Render every entry verbatim.

## BEGIN

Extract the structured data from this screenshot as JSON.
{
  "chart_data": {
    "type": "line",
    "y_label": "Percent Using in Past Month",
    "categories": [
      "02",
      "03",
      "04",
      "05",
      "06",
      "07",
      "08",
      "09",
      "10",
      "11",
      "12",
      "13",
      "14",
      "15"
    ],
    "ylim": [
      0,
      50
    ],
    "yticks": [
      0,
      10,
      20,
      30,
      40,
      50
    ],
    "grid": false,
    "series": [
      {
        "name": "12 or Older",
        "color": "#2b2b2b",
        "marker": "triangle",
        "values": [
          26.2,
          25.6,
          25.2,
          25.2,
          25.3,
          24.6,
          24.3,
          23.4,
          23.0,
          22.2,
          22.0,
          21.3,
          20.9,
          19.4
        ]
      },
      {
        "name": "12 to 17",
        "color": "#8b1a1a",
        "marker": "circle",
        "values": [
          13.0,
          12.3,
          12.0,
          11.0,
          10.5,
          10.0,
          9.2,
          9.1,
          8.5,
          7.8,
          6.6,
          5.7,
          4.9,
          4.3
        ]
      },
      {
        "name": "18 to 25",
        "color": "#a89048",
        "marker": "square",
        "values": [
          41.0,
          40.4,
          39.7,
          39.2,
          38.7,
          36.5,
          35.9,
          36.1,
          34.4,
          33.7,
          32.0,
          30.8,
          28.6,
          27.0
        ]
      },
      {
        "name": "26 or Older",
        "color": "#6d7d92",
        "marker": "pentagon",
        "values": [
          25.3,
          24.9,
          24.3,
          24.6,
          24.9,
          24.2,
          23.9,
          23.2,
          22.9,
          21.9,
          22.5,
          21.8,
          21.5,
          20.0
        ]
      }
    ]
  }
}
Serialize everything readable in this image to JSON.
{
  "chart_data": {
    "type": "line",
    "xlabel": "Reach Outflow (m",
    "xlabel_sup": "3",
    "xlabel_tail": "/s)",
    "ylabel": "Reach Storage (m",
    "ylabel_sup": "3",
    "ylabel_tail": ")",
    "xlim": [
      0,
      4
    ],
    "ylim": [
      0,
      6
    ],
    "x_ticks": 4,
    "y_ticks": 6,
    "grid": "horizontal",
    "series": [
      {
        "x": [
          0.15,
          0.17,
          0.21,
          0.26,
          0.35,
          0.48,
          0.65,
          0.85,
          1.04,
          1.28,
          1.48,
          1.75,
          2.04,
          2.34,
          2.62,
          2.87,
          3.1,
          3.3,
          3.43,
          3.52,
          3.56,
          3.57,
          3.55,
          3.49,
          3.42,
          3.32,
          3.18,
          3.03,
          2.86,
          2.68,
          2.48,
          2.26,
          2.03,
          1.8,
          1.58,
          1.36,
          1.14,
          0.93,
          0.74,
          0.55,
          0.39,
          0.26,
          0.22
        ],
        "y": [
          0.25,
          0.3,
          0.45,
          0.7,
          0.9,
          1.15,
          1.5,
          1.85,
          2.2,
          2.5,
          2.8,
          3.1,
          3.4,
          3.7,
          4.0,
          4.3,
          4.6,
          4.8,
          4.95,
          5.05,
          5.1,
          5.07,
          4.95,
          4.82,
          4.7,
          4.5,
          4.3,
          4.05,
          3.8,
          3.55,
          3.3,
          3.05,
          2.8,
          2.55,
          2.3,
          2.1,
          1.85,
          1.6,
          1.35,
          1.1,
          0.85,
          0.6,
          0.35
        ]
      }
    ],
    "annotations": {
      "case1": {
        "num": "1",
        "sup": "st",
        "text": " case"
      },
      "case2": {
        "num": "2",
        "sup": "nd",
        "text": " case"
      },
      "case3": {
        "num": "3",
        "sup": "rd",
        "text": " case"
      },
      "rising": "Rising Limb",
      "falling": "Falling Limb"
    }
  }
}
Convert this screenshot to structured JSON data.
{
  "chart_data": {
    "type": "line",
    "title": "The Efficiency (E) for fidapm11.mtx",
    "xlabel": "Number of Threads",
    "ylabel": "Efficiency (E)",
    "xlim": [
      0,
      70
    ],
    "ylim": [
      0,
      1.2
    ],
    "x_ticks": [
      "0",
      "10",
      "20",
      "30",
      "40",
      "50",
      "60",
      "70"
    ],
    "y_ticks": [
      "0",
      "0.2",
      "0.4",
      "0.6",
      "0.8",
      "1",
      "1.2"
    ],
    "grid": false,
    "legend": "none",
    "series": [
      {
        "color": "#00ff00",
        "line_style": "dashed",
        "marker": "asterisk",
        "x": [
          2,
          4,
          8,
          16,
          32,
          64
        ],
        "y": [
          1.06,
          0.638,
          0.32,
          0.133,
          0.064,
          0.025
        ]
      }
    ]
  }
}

## END

(Correct result)
Extract the structured data from this screenshot as JSON.
{
  "chart_data": {
    "type": "line",
    "y_label": "Percent Using in Past Month",
    "categories": [
      "02",
      "03",
      "04",
      "05",
      "06",
      "07",
      "08",
      "09",
      "10",
      "11",
      "12",
      "13",
      "14",
      "15"
    ],
    "ylim": [
      0,
      50
    ],
    "yticks": [
      0,
      10,
      20,
      30,
      40,
      50
    ],
    "grid": false,
    "series": [
      {
        "name": "12 or Older",
        "color": "#2b2b2b",
        "marker": "triangle",
        "values": [
          26.2,
          25.6,
          25.2,
          25.2,
          25.3,
          24.6,
          24.3,
          23.4,
          23.0,
          22.2,
          22.0,
          21.3,
          20.9,
          19.4
        ]
      },
      {
        "name": "12 to 17",
        "color": "#8b1a1a",
        "marker": "circle",
        "values": [
          13.0,
          12.3,
          12.0,
          11.0,
          10.5,
          10.0,
          9.2,
          9.1,
          8.5,
          7.8,
          6.6,
          5.7,
          4.9,
          4.3
        ]
      },
      {
        "name": "18 to 25",
        "color": "#a89048",
        "marker": "square",
        "values": [
          41.0,
          40.4,
          39.7,
          39.2,
          38.7,
          36.5,
          35.9,
          36.1,
          34.4,
          33.7,
          32.0,
          30.8,
          28.6,
          27.0
        ]
      },
      {
        "name": "26 or Older",
        "color": "#6d7d92",
        "marker": "pentagon",
        "values": [
          25.3,
          24.9,
          24.3,
          24.6,
          24.9,
          24.2,
          23.9,
          23.2,
          22.9,
          21.9,
          22.5,
          21.8,
          21.5,
          20.0
        ]
      }
    ]
  }
}
Serialize everything readable in this image to JSON.
{
  "chart_data": {
    "type": "line",
    "xlabel": "Reach Outflow (m",
    "xlabel_sup": "3",
    "xlabel_tail": "/s)",
    "ylabel": "Reach Storage (m",
    "ylabel_sup": "3",
    "ylabel_tail": ")",
    "xlim": [
      0,
      4
    ],
    "ylim": [
      0,
      6
    ],
    "x_ticks": 4,
    "y_ticks": 6,
    "grid": "horizontal",
    "series": [
      {
        "x": [
          0.15,
          0.17,
          0.21,
          0.26,
          0.35,
          0.48,
          0.65,
          0.85,
          1.04,
          1.28,
          1.48,
          1.75,
          2.04,
          2.34,
          2.62,
          2.87,
          3.1,
          3.3,
          3.43,
          3.52,
          3.56,
          3.57,
          3.55,
          3.49,
          3.42,
          3.32,
          3.18,
          3.03,
          2.86,
          2.68,
          2.48,
          2.26,
          2.03,
          1.8,
          1.58,
          1.36,
          1.14,
          0.93,
          0.74,
          0.55,
          0.39,
          0.26,
          0.22
        ],
        "y": [
          0.25,
          0.3,
          0.45,
          0.7,
          0.9,
          1.15,
          1.5,
          1.85,
          2.2,
          2.5,
          2.8,
          3.1,
          3.4,
          3.7,
          4.0,
          4.3,
          4.6,
          4.8,
          4.95,
          5.05,
          5.1,
          5.07,
          4.95,
          4.82,
          4.7,
          4.5,
          4.3,
          4.05,
          3.8,
          3.55,
          3.3,
          3.05,
          2.8,
          2.55,
          2.3,
          2.1,
          1.85,
          1.6,
          1.35,
          1.1,
          0.85,
          0.6,
          0.35
        ]
      }
    ],
    "annotations": {
      "case1": {
        "num": "1",
        "sup": "st",
        "text": " case"
      },
      "case2": {
        "num": "2",
        "sup": "nd",
        "text": " case"
      },
      "case3": {
        "num": "3",
        "sup": "rd",
        "text": " case"
      },
      "rising": "Rising Limb",
      "falling": "Falling Limb"
    }
  }
}
Convert this screenshot to structured JSON data.
{
  "chart_data": {
    "type": "line",
    "title": "The Efficiency (E) for fidapm11.mtx",
    "xlabel": "Number of Threads",
    "ylabel": "Efficiency (E)",
    "xlim": [
      0,
      70
    ],
    "ylim": [
      0,
      1.2
    ],
    "x_ticks": [
      "0",
      "10",
      "20",
      "30",
      "40",
      "50",
      "60",
      "70"
    ],
    "y_ticks": [
      "0",
      "0.2",
      "0.4",
      "0.6",
      "0.8",
      "1",
      "1.2"
    ],
    "grid": false,
    "legend": "none",
    "series": [
      {
        "color": "#00ff00",
        "line_style": "dashed",
        "marker": "asterisk",
        "x": [
          2,
          4,
          8,
          16,
          32,
          64
        ],
        "y": [
          1.06,
          0.638,
          0.32,
          0.133,
          0.064,
          0.025
        ]
      }
    ]
  }
}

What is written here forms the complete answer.